### 提示テキスト
↓↓↓
日本脳炎は日本脳炎ウイルス(JEV)を媒介する蚊であるコガタアカイエカの刺咬によって感染する重篤な急性脳炎である。日本脳炎は、 1999年4月に施行された「感染症の予防および感染症の患者に対する医療に関する法律(感染症法)」に基づく感染症発生動向調査において全数届け出義務のある4類感染症とされ、 患者サーベイランスが実施されている。また、 感染症流行予測調査において、 ヒト抗体調査(感受性調査)およびブタ感染調査(感染源調査)が実施されている。本特集では、 感染症法施行後(1999〜2002年)の日本脳炎発生状況について述べる(1998年までの発生状況については本月報Vol.20、 No.8を参照)。

患者発生状況:日本脳炎患者数は1950年代には小児を中心に年間数千人であった(図1)。1966年には55歳以上の高年齢層をピークに 2,000人を超える患者がみられた(緒方、 臨床とウイルスVol.13、 No.2、 150-155、 1985)。1967〜76年に特別対策として小児のみならず高齢者を含む成人に積極的にワクチン接種が行われた結果、 患者は急速に減少し、 1980年代は年間数十人、 1992年以降は一桁の報告となった。

1999〜2002年の4年間に日本脳炎患者は、 合計25例報告された。患者の発症日は(図2)、 7月12日(2001年愛媛県)が最も早く、 11月1日(2002年大阪府)が最も遅かった。地域別にみると(図3)、 すべての患者が中部以西で発生しており、 九州8例、 四国5例、 中国9例、 近畿2例、 北陸1例であった。県別では、 広島県および高知県で各3名が報告された。特に2002年には、 中国地方で計6例(広島県3例、 鳥取県1例、 岡山県1例、 島根県1例)の患者発生が確認された。患者は男性12例、 女性13例と男女ほぼ同数で、 年齢は、 55歳以上が80%(20例)を占め、 10代2例、 30代1例、 40代2例であった(図4)。従来、 届け出患者の確認に用いられていた日本脳炎患者個人票が、 感染症法施行に伴い廃止されたため、 患者のワクチン接種歴や予後についての情報は得られていない。

ヒト抗体調査:JEV抗体保有状況は最近では2000年に10都府県約2,000人を対象に調査されている(図5)。中和抗体価10以上の中和抗体保有状況を年齢別にみると、 抗体保有率は0〜4歳で約40%、 5〜29歳では約80%である。30〜59歳では約50%であるが、 60歳以上では再び80%を超える。1994年調査(本月報Vol.20、 No.8参照)に比べ0〜60歳未満の抗体保有率が10〜20%低下している。
↑↑↑
日本脳炎の発生状況に関する文章を、最後の文に続けて書き進めてください。

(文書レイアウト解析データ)
↓↓↓
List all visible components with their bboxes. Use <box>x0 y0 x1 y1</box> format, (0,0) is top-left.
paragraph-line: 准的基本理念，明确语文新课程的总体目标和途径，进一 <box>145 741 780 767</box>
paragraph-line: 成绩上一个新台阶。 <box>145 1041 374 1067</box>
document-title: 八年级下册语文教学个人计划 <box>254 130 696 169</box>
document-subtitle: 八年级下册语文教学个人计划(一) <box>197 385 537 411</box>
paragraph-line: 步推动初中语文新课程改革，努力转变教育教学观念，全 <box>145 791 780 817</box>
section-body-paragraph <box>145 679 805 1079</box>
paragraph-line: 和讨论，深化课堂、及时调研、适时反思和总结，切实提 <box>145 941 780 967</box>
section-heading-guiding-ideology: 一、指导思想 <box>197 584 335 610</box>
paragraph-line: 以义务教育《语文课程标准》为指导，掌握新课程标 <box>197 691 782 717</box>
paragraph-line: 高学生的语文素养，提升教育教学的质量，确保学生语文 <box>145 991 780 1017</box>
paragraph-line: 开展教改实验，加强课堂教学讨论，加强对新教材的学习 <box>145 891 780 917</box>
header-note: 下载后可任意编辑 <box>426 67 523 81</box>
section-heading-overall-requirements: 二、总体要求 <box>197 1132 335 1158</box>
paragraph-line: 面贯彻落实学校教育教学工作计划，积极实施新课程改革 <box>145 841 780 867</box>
↑↑↑
### 課題の出力
現在日本脳炎ワクチンは、 定期接種として標準的スケジュールでは一期は3歳で初回免疫を2回、 4歳で追加免疫を1回、 二期は9〜12歳で追加免疫を1回、 三期は14〜15歳で追加免疫を1回接種されている。以前は集団接種が行われていたが、 予防接種法改正により1995年以降個別接種となった。14歳以下についてワクチン接種歴別に抗体保有率を比較すると、 ワクチン接種者は非接種者より抗体陽性率が高い(図5a)。抗体陽性者の幾何平均抗体価はいずれの年代でも32を超えている(図5b太線)。14歳以下の平均抗体価は、 ワクチン接種者の方が非接種者より高い。近年日本脳炎患者は高齢者が多いが、 抗体陽性率や平均抗体価で見ると、 60歳以上が他の年代に比べて特に低いわけではない。

ブタ感染調査:ブタはJEVの増幅動物であることが知られている。1965年以降地方衛生研究所が夏季に屠場に集められるブタ(生後5〜8カ月)の日本脳炎HI抗体陽性率と2ME感受性抗体(IgM抗体)の検出により当該年の新規感染率を調べ、 JEVの侵淫状況の指標としている(図6)。1960年代に比べるとブタが抗体陽性となる時期は遅くなっているようであるが、 最近では沖縄においては毎年5月頃、 それ以外の西日本各県では7月頃からブタの新規感染が認められる。2002年にはブタの抗体陽性確認地域は月とともに北上し、 2002年には調査された32都道府県中22が9月までに抗体陽性率50%以上となった。ブタの抗体陽性率が高い地域で2002年の患者が発生していることがわかる(最新のブタ情報は感染症情報センターホームページhttp://idsc.nih.go.jp/yosoku/index.htmlを参照)。

ウイルス分離:2002年に広島県で発生した患者3例中2例からJEVが分離され、 うち1株はワクチン株と同じ遺伝子型III型であった(本号4ページ参照)。しかし、 2002年に香川、 三重、 静岡、 千葉の4県のブタから分離された日本脳炎ウイルスは遺伝子型I型であり、 互いに高いホモロジーを示した(本号5ページ参照)。ちなみに1998年に石川県で蚊から分離されたウイルスはIII型で、 現在日本ではI型とIII型が混在していると考えられ、 患者、 ブタ、 蚊からウイルス分離を行い、 ウイルスの動向を監視することが重要である(本号5ページ参照)。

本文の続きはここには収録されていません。